Entries supplied:
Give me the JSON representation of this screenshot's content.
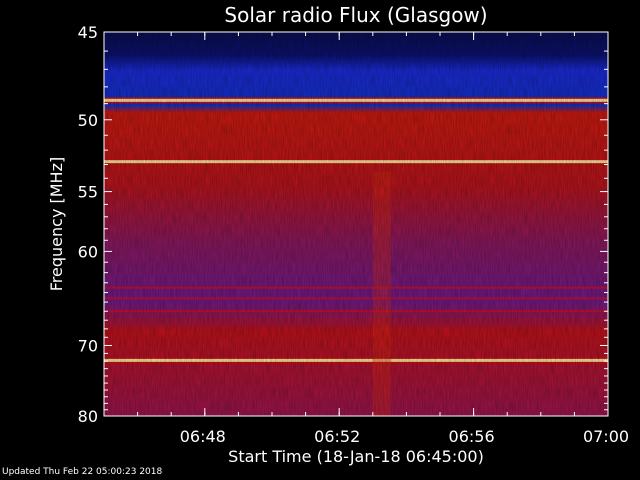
{
  "chart_data": {
    "type": "heatmap",
    "title": "Solar radio Flux (Glasgow)",
    "xlabel": "Start Time (18-Jan-18 06:45:00)",
    "ylabel": "Frequency [MHz]",
    "x_ticks": [
      "06:48",
      "06:52",
      "06:56",
      "07:00"
    ],
    "y_ticks": [
      "45",
      "50",
      "55",
      "60",
      "70",
      "80"
    ],
    "xlim": [
      "06:45",
      "07:00"
    ],
    "ylim": [
      45,
      80
    ],
    "colors": {
      "low": "#0a1a60",
      "mid": "#6a1aa0",
      "high": "#cc1010",
      "peak": "#ffe6a0"
    },
    "bright_bands_mhz": [
      48.8,
      52.8,
      71.9
    ],
    "blue_band_mhz": [
      45,
      52.5
    ]
  },
  "footer": "Updated Thu Feb 22 05:00:23 2018"
}
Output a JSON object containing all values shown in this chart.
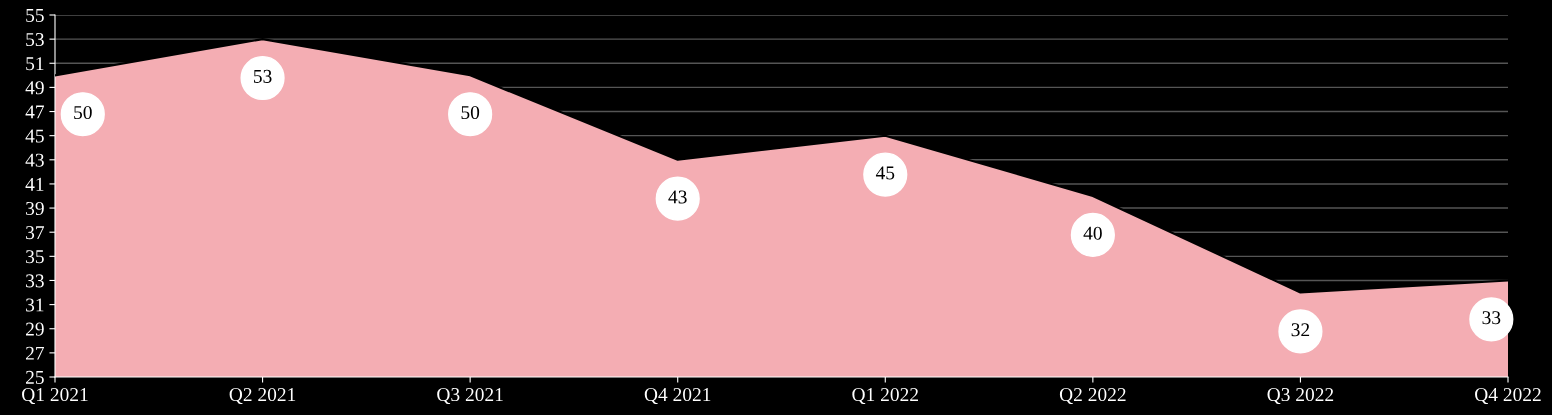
{
  "chart_data": {
    "type": "area",
    "categories": [
      "Q1 2021",
      "Q2 2021",
      "Q3 2021",
      "Q4 2021",
      "Q1 2022",
      "Q2 2022",
      "Q3 2022",
      "Q4 2022"
    ],
    "series": [
      {
        "color": "#f4adb3",
        "values": [
          50,
          53,
          50,
          43,
          45,
          40,
          32,
          33
        ]
      }
    ],
    "ylim": [
      25,
      55
    ],
    "yticks": [
      25,
      27,
      29,
      31,
      33,
      35,
      37,
      39,
      41,
      43,
      45,
      47,
      49,
      51,
      53,
      55
    ],
    "grid": "y",
    "data_labels": true
  }
}
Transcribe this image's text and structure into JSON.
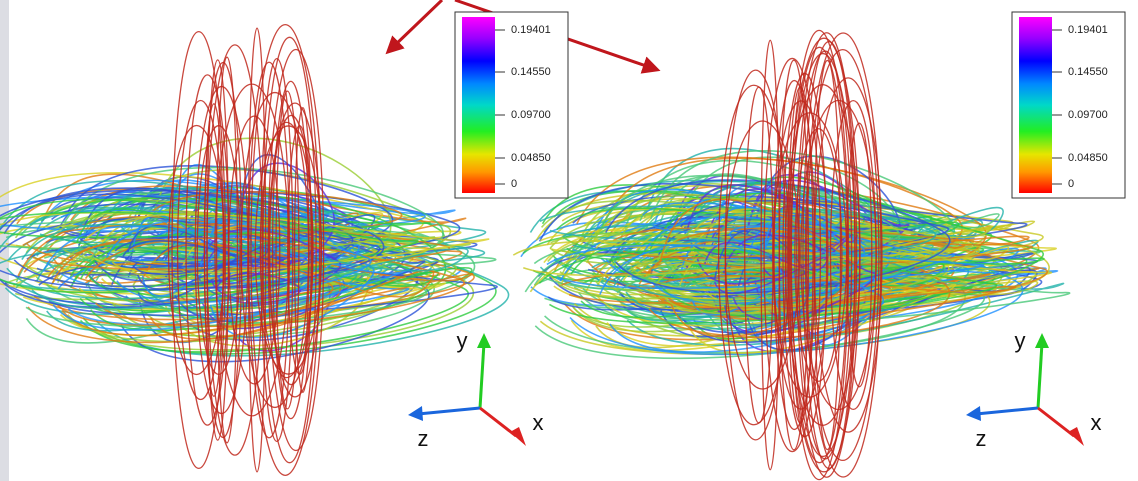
{
  "panels": [
    {
      "colorbar": {
        "ticks": [
          "0.19401",
          "0.14550",
          "0.09700",
          "0.04850",
          "0"
        ]
      },
      "axes": {
        "x": "x",
        "y": "y",
        "z": "z"
      }
    },
    {
      "colorbar": {
        "ticks": [
          "0.19401",
          "0.14550",
          "0.09700",
          "0.04850",
          "0"
        ]
      },
      "axes": {
        "x": "x",
        "y": "y",
        "z": "z"
      }
    }
  ]
}
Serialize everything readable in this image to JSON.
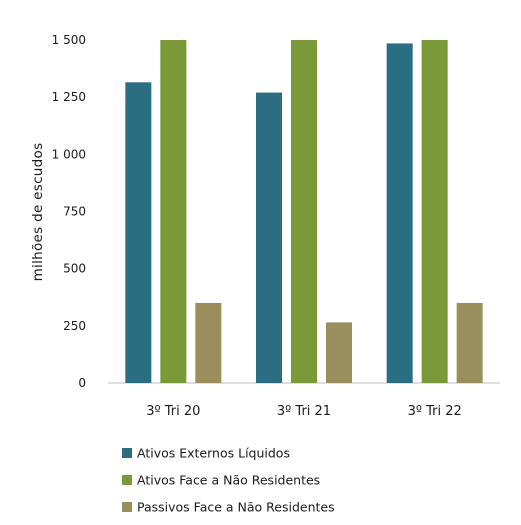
{
  "chart_data": {
    "type": "bar",
    "title": "",
    "xlabel": "",
    "ylabel": "milhões de escudos",
    "categories": [
      "3º Tri 20",
      "3º Tri 21",
      "3º Tri 22"
    ],
    "ylim": [
      0,
      1500
    ],
    "yticks": [
      0,
      250,
      500,
      750,
      1000,
      1250,
      1500
    ],
    "ytick_labels": [
      "0",
      "250",
      "500",
      "750",
      "1 000",
      "1 250",
      "1 500"
    ],
    "grid": false,
    "legend_position": "bottom-left",
    "series": [
      {
        "name": "Ativos Externos Líquidos",
        "color": "#2b6e82",
        "values": [
          1315,
          1270,
          1485
        ]
      },
      {
        "name": "Ativos Face a Não Residentes",
        "color": "#7a9a3a",
        "values": [
          1500,
          1500,
          1500
        ]
      },
      {
        "name": "Passivos Face a Não Residentes",
        "color": "#9a8e5c",
        "values": [
          350,
          265,
          350
        ]
      }
    ]
  }
}
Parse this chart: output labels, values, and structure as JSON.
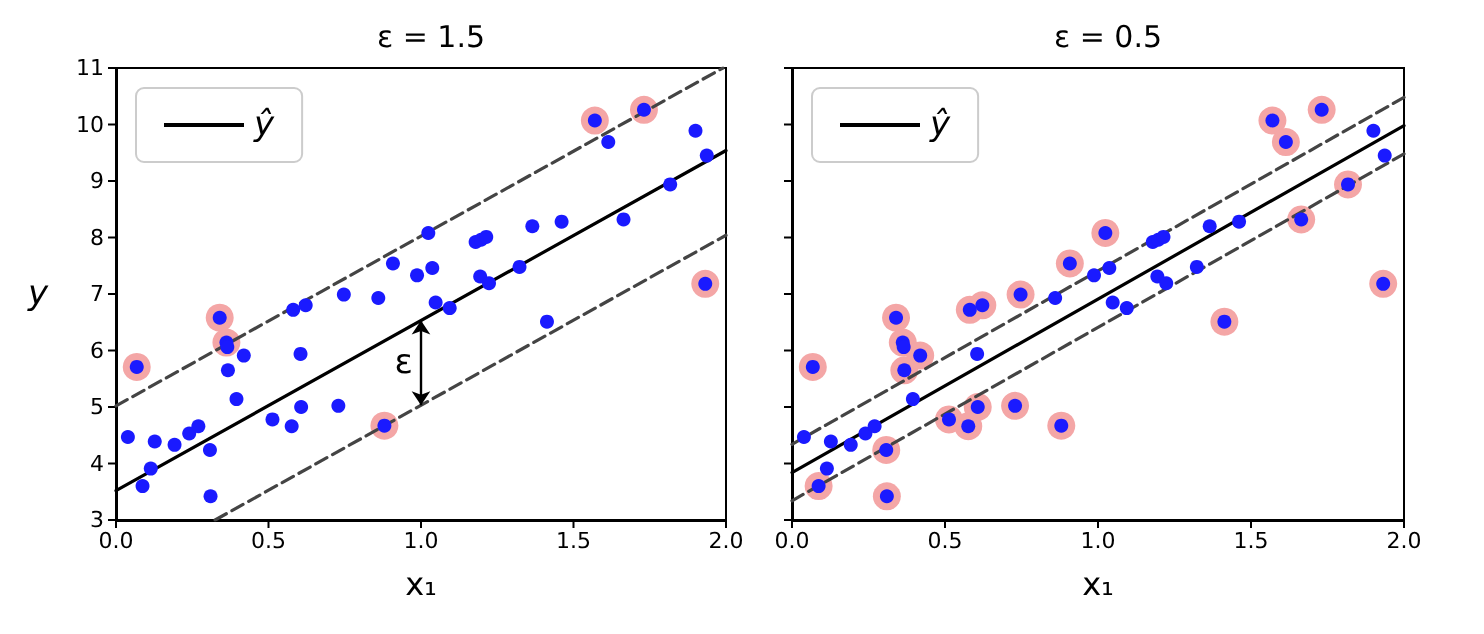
{
  "chart_data": [
    {
      "type": "scatter",
      "title": "ε = 1.5",
      "xlabel": "x₁",
      "ylabel": "y",
      "xlim": [
        0,
        2
      ],
      "ylim": [
        3,
        11
      ],
      "xticks": [
        {
          "value": 0,
          "label": "0.0"
        },
        {
          "value": 0.5,
          "label": "0.5"
        },
        {
          "value": 1,
          "label": "1.0"
        },
        {
          "value": 1.5,
          "label": "1.5"
        },
        {
          "value": 2,
          "label": "2.0"
        }
      ],
      "yticks": [
        3,
        4,
        5,
        6,
        7,
        8,
        9,
        10,
        11
      ],
      "grid": false,
      "legend": "top left",
      "annotations": [
        "ε"
      ],
      "series": [
        {
          "type": "scatter",
          "marker": "circle",
          "color": "#f4a6a6",
          "x": [
            0.068,
            0.34,
            0.362,
            0.88,
            1.57,
            1.731,
            1.932
          ],
          "values": [
            5.71,
            6.58,
            6.14,
            4.67,
            10.07,
            10.26,
            7.18
          ]
        },
        {
          "type": "scatter",
          "marker": "circle",
          "color": "#1a1aff",
          "x": [
            0.039,
            0.068,
            0.087,
            0.114,
            0.127,
            0.192,
            0.24,
            0.27,
            0.308,
            0.31,
            0.34,
            0.362,
            0.365,
            0.367,
            0.395,
            0.419,
            0.513,
            0.576,
            0.581,
            0.605,
            0.607,
            0.622,
            0.729,
            0.747,
            0.86,
            0.88,
            0.908,
            0.987,
            1.024,
            1.037,
            1.048,
            1.094,
            1.179,
            1.197,
            1.214,
            1.194,
            1.223,
            1.323,
            1.365,
            1.413,
            1.461,
            1.57,
            1.614,
            1.664,
            1.731,
            1.817,
            1.9,
            1.932,
            1.937
          ],
          "values": [
            4.47,
            5.71,
            3.6,
            3.91,
            4.39,
            4.33,
            4.53,
            4.66,
            4.24,
            3.42,
            6.58,
            6.14,
            6.06,
            5.65,
            5.14,
            5.91,
            4.78,
            4.66,
            6.72,
            5.94,
            5.0,
            6.8,
            5.02,
            6.99,
            6.93,
            4.67,
            7.54,
            7.33,
            8.08,
            7.46,
            6.85,
            6.75,
            7.92,
            7.96,
            8.01,
            7.31,
            7.19,
            7.48,
            8.2,
            6.51,
            8.28,
            10.07,
            9.69,
            8.32,
            10.26,
            8.94,
            9.89,
            7.18,
            9.45
          ]
        },
        {
          "type": "line",
          "name": "ŷ",
          "marker": "none",
          "line_style": "solid",
          "color": "#000000",
          "x": [
            0,
            2
          ],
          "values": [
            3.52,
            9.54
          ]
        },
        {
          "type": "line",
          "marker": "none",
          "line_style": "dashed",
          "color": "#444444",
          "x": [
            0,
            1.99
          ],
          "values": [
            5.02,
            11
          ]
        },
        {
          "type": "line",
          "marker": "none",
          "line_style": "dashed",
          "color": "#444444",
          "x": [
            0.325,
            2
          ],
          "values": [
            3,
            8.04
          ]
        }
      ]
    },
    {
      "type": "scatter",
      "title": "ε = 0.5",
      "xlabel": "x₁",
      "xlim": [
        0,
        2
      ],
      "ylim": [
        3,
        11
      ],
      "xticks": [
        {
          "value": 0,
          "label": "0.0"
        },
        {
          "value": 0.5,
          "label": "0.5"
        },
        {
          "value": 1,
          "label": "1.0"
        },
        {
          "value": 1.5,
          "label": "1.5"
        },
        {
          "value": 2,
          "label": "2.0"
        }
      ],
      "yticks": [
        3,
        4,
        5,
        6,
        7,
        8,
        9,
        10,
        11
      ],
      "tick_labels": "x",
      "grid": false,
      "legend": "top left",
      "series": [
        {
          "type": "scatter",
          "marker": "circle",
          "color": "#f4a6a6",
          "x": [
            0.068,
            0.087,
            0.308,
            0.31,
            0.34,
            0.362,
            0.367,
            0.419,
            0.513,
            0.576,
            0.581,
            0.607,
            0.622,
            0.729,
            0.747,
            0.88,
            0.908,
            1.024,
            1.413,
            1.57,
            1.614,
            1.664,
            1.731,
            1.817,
            1.932
          ],
          "values": [
            5.71,
            3.6,
            4.24,
            3.42,
            6.58,
            6.14,
            5.65,
            5.91,
            4.78,
            4.66,
            6.72,
            5.0,
            6.8,
            5.02,
            6.99,
            4.67,
            7.54,
            8.08,
            6.51,
            10.07,
            9.69,
            8.32,
            10.26,
            8.94,
            7.18
          ]
        },
        {
          "type": "scatter",
          "marker": "circle",
          "color": "#1a1aff",
          "x": [
            0.039,
            0.068,
            0.087,
            0.114,
            0.127,
            0.192,
            0.24,
            0.27,
            0.308,
            0.31,
            0.34,
            0.362,
            0.365,
            0.367,
            0.395,
            0.419,
            0.513,
            0.576,
            0.581,
            0.605,
            0.607,
            0.622,
            0.729,
            0.747,
            0.86,
            0.88,
            0.908,
            0.987,
            1.024,
            1.037,
            1.048,
            1.094,
            1.179,
            1.197,
            1.214,
            1.194,
            1.223,
            1.323,
            1.365,
            1.413,
            1.461,
            1.57,
            1.614,
            1.664,
            1.731,
            1.817,
            1.9,
            1.932,
            1.937
          ],
          "values": [
            4.47,
            5.71,
            3.6,
            3.91,
            4.39,
            4.33,
            4.53,
            4.66,
            4.24,
            3.42,
            6.58,
            6.14,
            6.06,
            5.65,
            5.14,
            5.91,
            4.78,
            4.66,
            6.72,
            5.94,
            5.0,
            6.8,
            5.02,
            6.99,
            6.93,
            4.67,
            7.54,
            7.33,
            8.08,
            7.46,
            6.85,
            6.75,
            7.92,
            7.96,
            8.01,
            7.31,
            7.19,
            7.48,
            8.2,
            6.51,
            8.28,
            10.07,
            9.69,
            8.32,
            10.26,
            8.94,
            9.89,
            7.18,
            9.45
          ]
        },
        {
          "type": "line",
          "name": "ŷ",
          "marker": "none",
          "line_style": "solid",
          "color": "#000000",
          "x": [
            0,
            2
          ],
          "values": [
            3.84,
            9.98
          ]
        },
        {
          "type": "line",
          "marker": "none",
          "line_style": "dashed",
          "color": "#444444",
          "x": [
            0,
            2
          ],
          "values": [
            4.34,
            10.48
          ]
        },
        {
          "type": "line",
          "marker": "none",
          "line_style": "dashed",
          "color": "#444444",
          "x": [
            0,
            2
          ],
          "values": [
            3.34,
            9.48
          ]
        }
      ]
    }
  ]
}
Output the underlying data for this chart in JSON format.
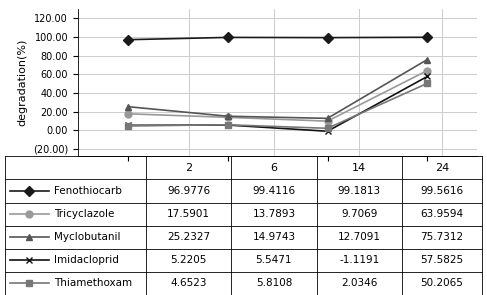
{
  "x": [
    2,
    6,
    14,
    24
  ],
  "x_positions": [
    1,
    2,
    3,
    4
  ],
  "series": [
    {
      "name": "Fenothiocarb",
      "values": [
        96.9776,
        99.4116,
        99.1813,
        99.5616
      ],
      "color": "#1a1a1a",
      "marker": "D",
      "linewidth": 1.2,
      "markersize": 5
    },
    {
      "name": "Tricyclazole",
      "values": [
        17.5901,
        13.7893,
        9.7069,
        63.9594
      ],
      "color": "#999999",
      "marker": "o",
      "linewidth": 1.2,
      "markersize": 5
    },
    {
      "name": "Myclobutanil",
      "values": [
        25.2327,
        14.9743,
        12.7091,
        75.7312
      ],
      "color": "#555555",
      "marker": "^",
      "linewidth": 1.2,
      "markersize": 5
    },
    {
      "name": "Imidacloprid",
      "values": [
        5.2205,
        5.5471,
        -1.1191,
        57.5825
      ],
      "color": "#111111",
      "marker": "x",
      "linewidth": 1.2,
      "markersize": 5
    },
    {
      "name": "Thiamethoxam",
      "values": [
        4.6523,
        5.8108,
        2.0346,
        50.2065
      ],
      "color": "#777777",
      "marker": "s",
      "linewidth": 1.2,
      "markersize": 5
    }
  ],
  "table_data": [
    [
      "96.9776",
      "99.4116",
      "99.1813",
      "99.5616"
    ],
    [
      "17.5901",
      "13.7893",
      "9.7069",
      "63.9594"
    ],
    [
      "25.2327",
      "14.9743",
      "12.7091",
      "75.7312"
    ],
    [
      "5.2205",
      "5.5471",
      "-1.1191",
      "57.5825"
    ],
    [
      "4.6523",
      "5.8108",
      "2.0346",
      "50.2065"
    ]
  ],
  "row_labels": [
    "Fenothiocarb",
    "Tricyclazole",
    "Myclobutanil",
    "Imidacloprid",
    "Thiamethoxam"
  ],
  "col_labels": [
    "2",
    "6",
    "14",
    "24"
  ],
  "ylabel": "degradation(%)",
  "yticks": [
    -20,
    0,
    20,
    40,
    60,
    80,
    100,
    120
  ],
  "ytick_labels": [
    "(20.00)",
    "0.00",
    "20.00",
    "40.00",
    "60.00",
    "80.00",
    "100.00",
    "120.00"
  ],
  "ylim": [
    -28,
    130
  ],
  "xlim": [
    0.5,
    4.5
  ]
}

Aim: What is the number of lines that hold the string "grid"? Give it alone.

Finished answer: 4